MATERIAL FOR THIS TASK:
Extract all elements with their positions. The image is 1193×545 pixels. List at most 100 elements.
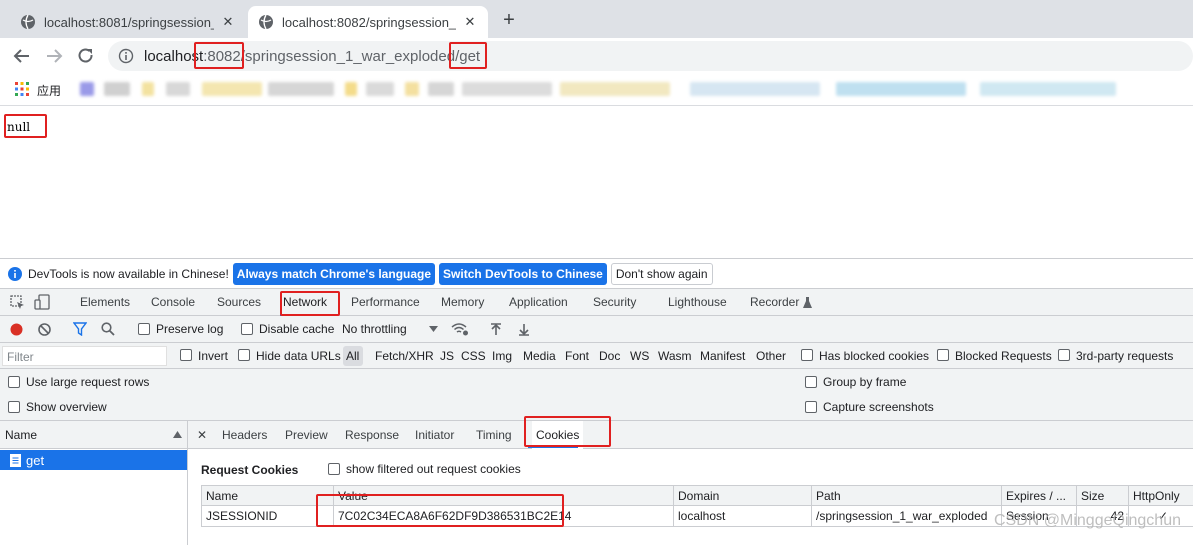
third-party-checkbox[interactable] (1058, 349, 1070, 361)
detail-tab-initiator[interactable]: Initiator (415, 421, 454, 449)
reload-button[interactable] (74, 44, 98, 68)
type-filter-img[interactable]: Img (492, 349, 512, 363)
type-filter-font[interactable]: Font (565, 349, 589, 363)
col-expires[interactable]: Expires / ... (1002, 485, 1077, 506)
throttling-select[interactable]: No throttling (342, 322, 407, 336)
type-filter-css[interactable]: CSS (461, 349, 486, 363)
blurred-bookmark[interactable] (345, 82, 357, 96)
invert-checkbox[interactable] (180, 349, 192, 361)
device-toolbar-icon[interactable] (34, 294, 50, 310)
has-blocked-cookies-checkbox[interactable] (801, 349, 813, 361)
chevron-down-icon[interactable] (428, 324, 438, 334)
type-filter-all[interactable]: All (346, 349, 359, 363)
cookie-domain-cell[interactable]: localhost (674, 506, 812, 527)
detail-tab-response[interactable]: Response (345, 421, 399, 449)
close-detail-icon[interactable]: ✕ (197, 421, 207, 449)
cookie-path-cell[interactable]: /springsession_1_war_exploded (812, 506, 1002, 527)
blurred-bookmark[interactable] (166, 82, 190, 96)
disable-cache-checkbox[interactable] (241, 323, 253, 335)
always-match-language-button[interactable]: Always match Chrome's language (232, 262, 436, 285)
type-filter-js[interactable]: JS (440, 349, 454, 363)
close-tab-icon[interactable]: ✕ (462, 14, 478, 30)
tab-strip: localhost:8081/springsession_1 ✕ localho… (0, 0, 1193, 38)
type-filter-doc[interactable]: Doc (599, 349, 620, 363)
tab-elements[interactable]: Elements (80, 289, 130, 316)
highlight-cookie-value-box (316, 494, 564, 527)
record-icon[interactable] (9, 322, 23, 336)
show-filtered-cookies-checkbox[interactable] (328, 463, 340, 475)
type-filter-manifest[interactable]: Manifest (700, 349, 745, 363)
tab-memory[interactable]: Memory (441, 289, 484, 316)
tab-security[interactable]: Security (593, 289, 636, 316)
blurred-bookmark[interactable] (980, 82, 1116, 96)
filter-input[interactable]: Filter (2, 346, 167, 366)
third-party-label: 3rd-party requests (1076, 349, 1174, 363)
tab-lighthouse[interactable]: Lighthouse (668, 289, 727, 316)
detail-tab-headers[interactable]: Headers (222, 421, 267, 449)
close-tab-icon[interactable]: ✕ (220, 14, 236, 30)
clear-icon[interactable] (37, 322, 51, 336)
blurred-bookmark[interactable] (462, 82, 552, 96)
tab-recorder[interactable]: Recorder (750, 289, 799, 316)
cookie-name-cell[interactable]: JSESSIONID (201, 506, 334, 527)
reload-icon (78, 48, 93, 63)
blocked-requests-checkbox[interactable] (937, 349, 949, 361)
detail-tab-preview[interactable]: Preview (285, 421, 328, 449)
tab-console[interactable]: Console (151, 289, 195, 316)
col-size[interactable]: Size (1077, 485, 1129, 506)
blurred-bookmark[interactable] (268, 82, 334, 96)
tab-sources[interactable]: Sources (217, 289, 261, 316)
col-domain[interactable]: Domain (674, 485, 812, 506)
blurred-bookmark[interactable] (428, 82, 454, 96)
blurred-bookmark[interactable] (405, 82, 419, 96)
watermark: CSDN @MinggeQingchun (994, 512, 1181, 529)
type-filter-media[interactable]: Media (523, 349, 556, 363)
large-rows-checkbox[interactable] (8, 376, 20, 388)
tab-application[interactable]: Application (509, 289, 568, 316)
col-path[interactable]: Path (812, 485, 1002, 506)
tab-title: localhost:8082/springsession_1 (282, 14, 456, 30)
blurred-bookmark[interactable] (366, 82, 394, 96)
blurred-bookmark[interactable] (560, 82, 670, 96)
browser-tab-8082[interactable]: localhost:8082/springsession_1 ✕ (248, 6, 488, 38)
blurred-bookmark[interactable] (690, 82, 820, 96)
network-conditions-icon[interactable] (451, 321, 469, 337)
new-tab-button[interactable]: + (498, 9, 520, 31)
back-button[interactable] (10, 44, 34, 68)
inspect-element-icon[interactable] (9, 294, 25, 310)
switch-to-chinese-button[interactable]: Switch DevTools to Chinese (439, 262, 607, 285)
show-overview-checkbox[interactable] (8, 401, 20, 413)
blurred-bookmark[interactable] (202, 82, 262, 96)
apps-label[interactable]: 应用 (37, 82, 61, 99)
preserve-log-checkbox[interactable] (138, 323, 150, 335)
col-name[interactable]: Name (201, 485, 334, 506)
blurred-bookmark[interactable] (104, 82, 130, 96)
highlight-port-box (194, 42, 244, 69)
browser-tab-8081[interactable]: localhost:8081/springsession_1 ✕ (10, 6, 246, 38)
detail-tab-timing[interactable]: Timing (476, 421, 512, 449)
apps-grid-icon[interactable] (14, 81, 30, 97)
group-by-frame-checkbox[interactable] (805, 376, 817, 388)
tab-performance[interactable]: Performance (351, 289, 420, 316)
request-row[interactable]: get (0, 450, 187, 470)
col-httponly[interactable]: HttpOnly (1129, 485, 1193, 506)
export-har-icon[interactable] (517, 322, 530, 336)
sort-ascending-icon[interactable] (172, 430, 182, 438)
dont-show-again-button[interactable]: Don't show again (610, 262, 713, 285)
blurred-bookmark[interactable] (142, 82, 154, 96)
blurred-bookmark[interactable] (836, 82, 966, 96)
search-icon[interactable] (101, 322, 115, 336)
type-filter-other[interactable]: Other (756, 349, 786, 363)
type-filter-fetch[interactable]: Fetch/XHR (375, 349, 434, 363)
type-filter-ws[interactable]: WS (630, 349, 649, 363)
type-filter-wasm[interactable]: Wasm (658, 349, 692, 363)
forward-button[interactable] (42, 44, 66, 68)
blurred-bookmark[interactable] (80, 82, 94, 96)
import-har-icon[interactable] (489, 322, 502, 336)
filter-icon[interactable] (73, 322, 87, 336)
capture-screenshots-checkbox[interactable] (805, 401, 817, 413)
info-icon[interactable] (118, 48, 134, 64)
address-bar[interactable]: localhost:8082/springsession_1_war_explo… (108, 41, 1193, 71)
hide-data-urls-checkbox[interactable] (238, 349, 250, 361)
name-column-header[interactable]: Name (0, 421, 187, 449)
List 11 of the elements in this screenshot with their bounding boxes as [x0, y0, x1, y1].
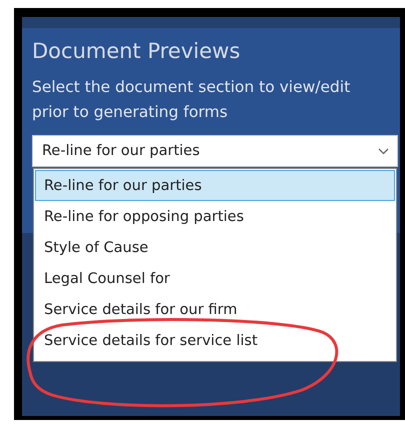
panel-description: Select the document section to view/edit prior to generating forms [32, 77, 352, 123]
dropdown-field[interactable]: Re-line for our parties [32, 135, 398, 167]
dropdown-option[interactable]: Re-line for our parties [35, 170, 395, 201]
panel-title: Document Previews [32, 39, 242, 63]
dropdown-option[interactable]: Style of Cause [35, 232, 395, 263]
chevron-down-icon [378, 148, 389, 154]
dropdown-value: Re-line for our parties [42, 143, 200, 159]
dropdown-option[interactable]: Service details for service list [35, 325, 395, 356]
dropdown-option[interactable]: Re-line for opposing parties [35, 201, 395, 232]
dropdown-option[interactable]: Legal Counsel for [35, 263, 395, 294]
dropdown-option[interactable]: Service details for our firm [35, 294, 395, 325]
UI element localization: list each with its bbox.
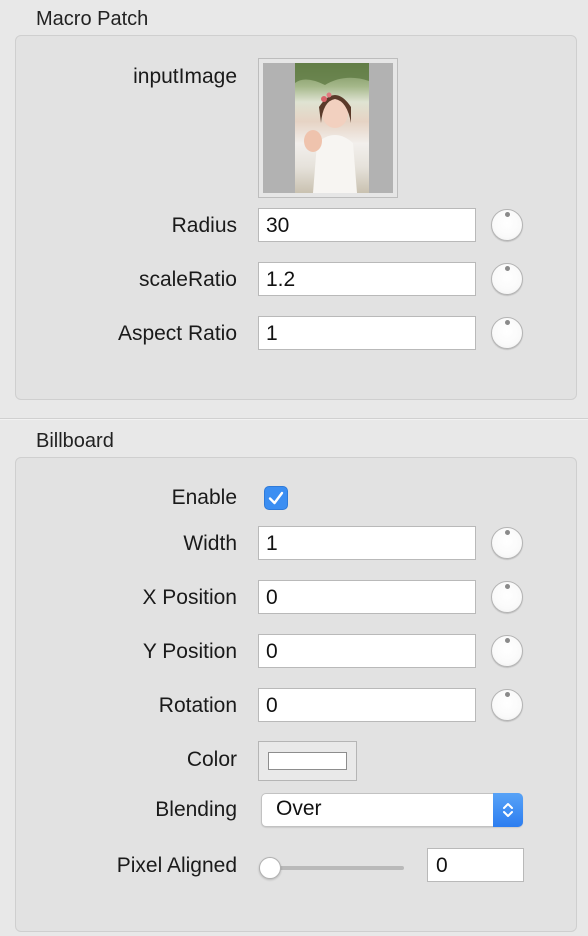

EXERCISE REQUIREMENTS: Reproduce all of the data above, substituting "arrow-down-icon" for every occurrence of "chevron-down-icon" and leaving everything else unchanged. Omit the pictures from your answer.

TASK ANSWER:
Extract all elements with their positions. The image is 1193×545 pixels. List at most 100 elements.
third-party-checkbox[interactable] (1058, 349, 1070, 361)
detail-tab-initiator[interactable]: Initiator (415, 421, 454, 449)
reload-button[interactable] (74, 44, 98, 68)
type-filter-img[interactable]: Img (492, 349, 512, 363)
type-filter-font[interactable]: Font (565, 349, 589, 363)
col-expires[interactable]: Expires / ... (1002, 485, 1077, 506)
throttling-select[interactable]: No throttling (342, 322, 407, 336)
type-filter-css[interactable]: CSS (461, 349, 486, 363)
blurred-bookmark[interactable] (345, 82, 357, 96)
invert-checkbox[interactable] (180, 349, 192, 361)
device-toolbar-icon[interactable] (34, 294, 50, 310)
has-blocked-cookies-checkbox[interactable] (801, 349, 813, 361)
arrow-down-icon[interactable] (428, 324, 438, 334)
type-filter-all[interactable]: All (346, 349, 359, 363)
cookie-domain-cell[interactable]: localhost (674, 506, 812, 527)
detail-tab-response[interactable]: Response (345, 421, 399, 449)
close-detail-icon[interactable]: ✕ (197, 421, 207, 449)
cookie-path-cell[interactable]: /springsession_1_war_exploded (812, 506, 1002, 527)
blurred-bookmark[interactable] (166, 82, 190, 96)
disable-cache-checkbox[interactable] (241, 323, 253, 335)
always-match-language-button[interactable]: Always match Chrome's language (232, 262, 436, 285)
type-filter-js[interactable]: JS (440, 349, 454, 363)
close-tab-icon[interactable]: ✕ (462, 14, 478, 30)
tab-strip: localhost:8081/springsession_1 ✕ localho… (0, 0, 1193, 38)
type-filter-doc[interactable]: Doc (599, 349, 620, 363)
tab-elements[interactable]: Elements (80, 289, 130, 316)
highlight-cookie-value-box (316, 494, 564, 527)
record-icon[interactable] (9, 322, 23, 336)
show-filtered-cookies-checkbox[interactable] (328, 463, 340, 475)
type-filter-manifest[interactable]: Manifest (700, 349, 745, 363)
tab-memory[interactable]: Memory (441, 289, 484, 316)
tab-security[interactable]: Security (593, 289, 636, 316)
blurred-bookmark[interactable] (980, 82, 1116, 96)
filter-input[interactable]: Filter (2, 346, 167, 366)
third-party-label: 3rd-party requests (1076, 349, 1174, 363)
tab-lighthouse[interactable]: Lighthouse (668, 289, 727, 316)
detail-tab-headers[interactable]: Headers (222, 421, 267, 449)
close-tab-icon[interactable]: ✕ (220, 14, 236, 30)
clear-icon[interactable] (37, 322, 51, 336)
blurred-bookmark[interactable] (462, 82, 552, 96)
tab-recorder[interactable]: Recorder (750, 289, 799, 316)
cookie-name-cell[interactable]: JSESSIONID (201, 506, 334, 527)
reload-icon (78, 48, 93, 63)
blocked-requests-checkbox[interactable] (937, 349, 949, 361)
detail-tab-preview[interactable]: Preview (285, 421, 328, 449)
tab-console[interactable]: Console (151, 289, 195, 316)
col-size[interactable]: Size (1077, 485, 1129, 506)
blurred-bookmark[interactable] (268, 82, 334, 96)
tab-sources[interactable]: Sources (217, 289, 261, 316)
col-domain[interactable]: Domain (674, 485, 812, 506)
blurred-bookmark[interactable] (428, 82, 454, 96)
blurred-bookmark[interactable] (405, 82, 419, 96)
watermark: CSDN @MinggeQingchun (994, 512, 1181, 529)
type-filter-media[interactable]: Media (523, 349, 556, 363)
large-rows-checkbox[interactable] (8, 376, 20, 388)
tab-application[interactable]: Application (509, 289, 568, 316)
col-path[interactable]: Path (812, 485, 1002, 506)
tab-title: localhost:8082/springsession_1 (282, 14, 456, 30)
blurred-bookmark[interactable] (366, 82, 394, 96)
blurred-bookmark[interactable] (560, 82, 670, 96)
browser-tab-8082[interactable]: localhost:8082/springsession_1 ✕ (248, 6, 488, 38)
blurred-bookmark[interactable] (690, 82, 820, 96)
network-conditions-icon[interactable] (451, 321, 469, 337)
new-tab-button[interactable]: + (498, 9, 520, 31)
back-button[interactable] (10, 44, 34, 68)
inspect-element-icon[interactable] (9, 294, 25, 310)
switch-to-chinese-button[interactable]: Switch DevTools to Chinese (439, 262, 607, 285)
show-overview-checkbox[interactable] (8, 401, 20, 413)
blurred-bookmark[interactable] (202, 82, 262, 96)
apps-label[interactable]: 应用 (37, 82, 61, 99)
preserve-log-checkbox[interactable] (138, 323, 150, 335)
col-name[interactable]: Name (201, 485, 334, 506)
blurred-bookmark[interactable] (104, 82, 130, 96)
highlight-port-box (194, 42, 244, 69)
browser-tab-8081[interactable]: localhost:8081/springsession_1 ✕ (10, 6, 246, 38)
detail-tab-timing[interactable]: Timing (476, 421, 512, 449)
apps-grid-icon[interactable] (14, 81, 30, 97)
group-by-frame-checkbox[interactable] (805, 376, 817, 388)
tab-performance[interactable]: Performance (351, 289, 420, 316)
request-row[interactable]: get (0, 450, 187, 470)
col-httponly[interactable]: HttpOnly (1129, 485, 1193, 506)
export-har-icon[interactable] (517, 322, 530, 336)
sort-ascending-icon[interactable] (172, 430, 182, 438)
dont-show-again-button[interactable]: Don't show again (610, 262, 713, 285)
blurred-bookmark[interactable] (142, 82, 154, 96)
blurred-bookmark[interactable] (836, 82, 966, 96)
search-icon[interactable] (101, 322, 115, 336)
type-filter-other[interactable]: Other (756, 349, 786, 363)
type-filter-fetch[interactable]: Fetch/XHR (375, 349, 434, 363)
type-filter-ws[interactable]: WS (630, 349, 649, 363)
type-filter-wasm[interactable]: Wasm (658, 349, 692, 363)
forward-button[interactable] (42, 44, 66, 68)
blurred-bookmark[interactable] (80, 82, 94, 96)
import-har-icon[interactable] (489, 322, 502, 336)
filter-icon[interactable] (73, 322, 87, 336)
capture-screenshots-checkbox[interactable] (805, 401, 817, 413)
info-icon[interactable] (118, 48, 134, 64)
address-bar[interactable]: localhost:8082/springsession_1_war_explo… (108, 41, 1193, 71)
hide-data-urls-checkbox[interactable] (238, 349, 250, 361)
name-column-header[interactable]: Name (0, 421, 187, 449)
List 11 of the elements in this screenshot with their bounding boxes as [x0, y0, x1, y1].
panel-description: Select the document section to view/edit prior to generating forms [32, 77, 352, 123]
dropdown-field[interactable]: Re-line for our parties [32, 135, 398, 167]
dropdown-option[interactable]: Re-line for our parties [35, 170, 395, 201]
panel-title: Document Previews [32, 39, 242, 63]
dropdown-option[interactable]: Style of Cause [35, 232, 395, 263]
arrow-down-icon [378, 148, 389, 154]
dropdown-value: Re-line for our parties [42, 143, 200, 159]
dropdown-option[interactable]: Service details for service list [35, 325, 395, 356]
dropdown-option[interactable]: Re-line for opposing parties [35, 201, 395, 232]
dropdown-option[interactable]: Legal Counsel for [35, 263, 395, 294]
dropdown-option[interactable]: Service details for our firm [35, 294, 395, 325]
UI element localization: list each with its bbox.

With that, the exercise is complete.